Dataset listings of figures:
◆ ◆ ◆ ◆ ◆ ◆ ◆

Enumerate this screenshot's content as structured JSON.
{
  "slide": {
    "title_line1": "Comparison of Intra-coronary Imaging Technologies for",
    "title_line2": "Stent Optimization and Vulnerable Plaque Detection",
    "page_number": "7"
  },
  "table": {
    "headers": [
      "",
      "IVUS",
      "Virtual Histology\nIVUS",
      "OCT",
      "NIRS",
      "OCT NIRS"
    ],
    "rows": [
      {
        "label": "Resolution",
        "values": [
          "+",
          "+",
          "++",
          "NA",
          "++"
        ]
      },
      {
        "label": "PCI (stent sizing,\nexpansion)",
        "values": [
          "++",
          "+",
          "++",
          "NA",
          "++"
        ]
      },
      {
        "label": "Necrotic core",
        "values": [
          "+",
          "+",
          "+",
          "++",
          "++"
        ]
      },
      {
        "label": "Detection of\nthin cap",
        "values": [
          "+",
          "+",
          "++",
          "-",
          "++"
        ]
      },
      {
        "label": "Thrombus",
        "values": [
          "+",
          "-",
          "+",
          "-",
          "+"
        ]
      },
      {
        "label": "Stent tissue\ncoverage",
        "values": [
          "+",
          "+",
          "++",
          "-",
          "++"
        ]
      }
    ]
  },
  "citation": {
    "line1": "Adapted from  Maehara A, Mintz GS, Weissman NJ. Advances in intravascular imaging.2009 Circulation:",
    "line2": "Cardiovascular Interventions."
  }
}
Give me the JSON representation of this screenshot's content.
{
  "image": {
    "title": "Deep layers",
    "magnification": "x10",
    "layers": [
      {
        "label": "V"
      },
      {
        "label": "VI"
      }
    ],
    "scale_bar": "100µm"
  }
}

◆ ◆ ◆ ◆ ◆ ◆ ◆

Pull out each line of the records holding the string "JSON".

### Finished task
Enumerate this screenshot's content as structured JSON.
Give me the JSON representation of this screenshot's content.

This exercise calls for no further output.